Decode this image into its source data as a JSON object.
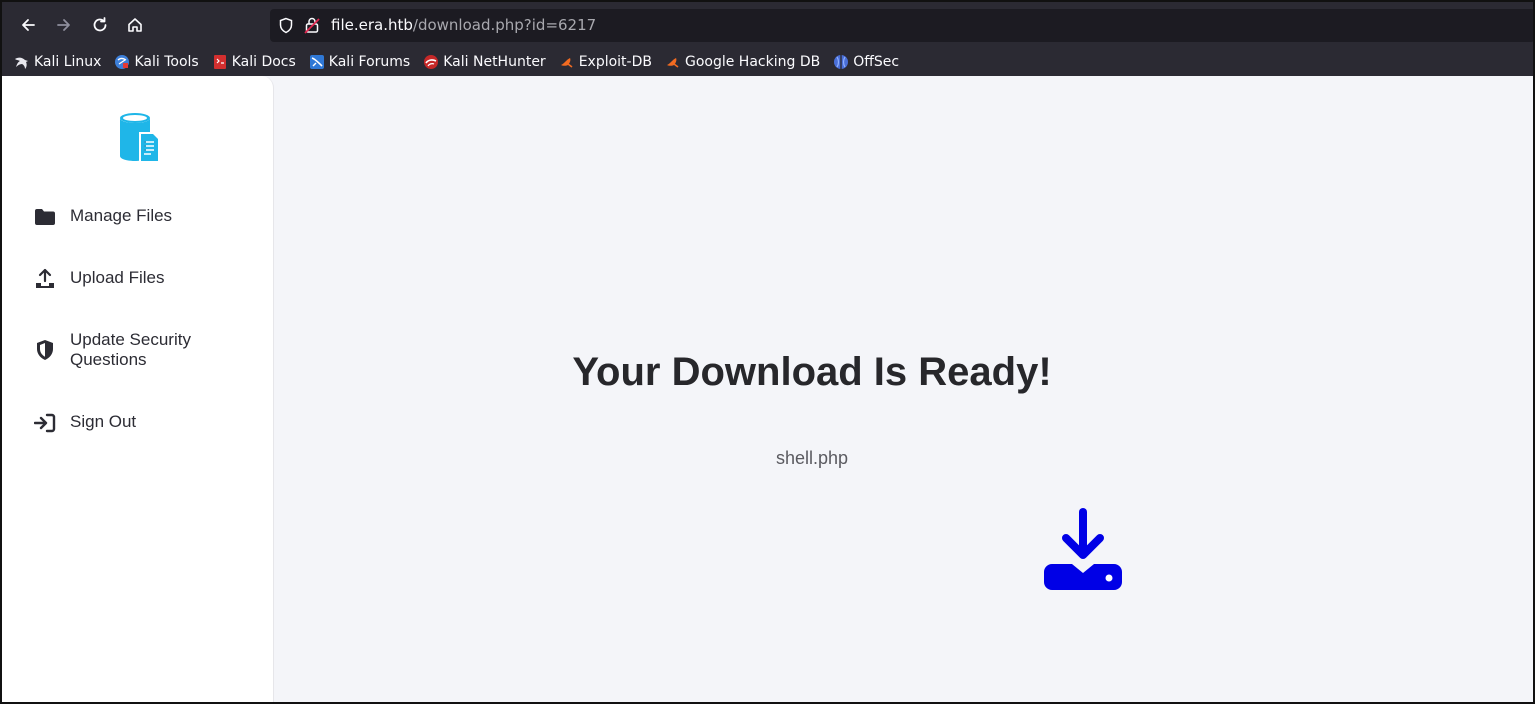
{
  "browser": {
    "url_host": "file.era.htb",
    "url_path": "/download.php?id=6217"
  },
  "bookmarks": [
    {
      "label": "Kali Linux",
      "icon": "kali-dragon-icon"
    },
    {
      "label": "Kali Tools",
      "icon": "kali-tools-icon"
    },
    {
      "label": "Kali Docs",
      "icon": "kali-docs-icon"
    },
    {
      "label": "Kali Forums",
      "icon": "kali-forums-icon"
    },
    {
      "label": "Kali NetHunter",
      "icon": "nethunter-icon"
    },
    {
      "label": "Exploit-DB",
      "icon": "exploit-db-icon"
    },
    {
      "label": "Google Hacking DB",
      "icon": "ghdb-icon"
    },
    {
      "label": "OffSec",
      "icon": "offsec-icon"
    }
  ],
  "sidebar": {
    "logo_icon": "file-database-icon",
    "items": [
      {
        "label": "Manage Files",
        "icon": "folder-icon"
      },
      {
        "label": "Upload Files",
        "icon": "upload-icon"
      },
      {
        "label": "Update Security Questions",
        "icon": "shield-icon"
      },
      {
        "label": "Sign Out",
        "icon": "sign-out-icon"
      }
    ]
  },
  "main": {
    "title": "Your Download Is Ready!",
    "filename": "shell.php",
    "download_icon": "download-drive-icon"
  },
  "colors": {
    "accent_blue": "#0000e6",
    "logo_cyan": "#1fb6e8"
  }
}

- - - - -

→ **Your objective**:
Using the material above, set down every line exactly, but skip the pictures.

→ **Solution**:
Decode this image into its source data as a JSON object.
{
  "browser": {
    "url_host": "file.era.htb",
    "url_path": "/download.php?id=6217"
  },
  "bookmarks": [
    {
      "label": "Kali Linux",
      "icon": "kali-dragon-icon"
    },
    {
      "label": "Kali Tools",
      "icon": "kali-tools-icon"
    },
    {
      "label": "Kali Docs",
      "icon": "kali-docs-icon"
    },
    {
      "label": "Kali Forums",
      "icon": "kali-forums-icon"
    },
    {
      "label": "Kali NetHunter",
      "icon": "nethunter-icon"
    },
    {
      "label": "Exploit-DB",
      "icon": "exploit-db-icon"
    },
    {
      "label": "Google Hacking DB",
      "icon": "ghdb-icon"
    },
    {
      "label": "OffSec",
      "icon": "offsec-icon"
    }
  ],
  "sidebar": {
    "logo_icon": "file-database-icon",
    "items": [
      {
        "label": "Manage Files",
        "icon": "folder-icon"
      },
      {
        "label": "Upload Files",
        "icon": "upload-icon"
      },
      {
        "label": "Update Security Questions",
        "icon": "shield-icon"
      },
      {
        "label": "Sign Out",
        "icon": "sign-out-icon"
      }
    ]
  },
  "main": {
    "title": "Your Download Is Ready!",
    "filename": "shell.php",
    "download_icon": "download-drive-icon"
  },
  "colors": {
    "accent_blue": "#0000e6",
    "logo_cyan": "#1fb6e8"
  }
}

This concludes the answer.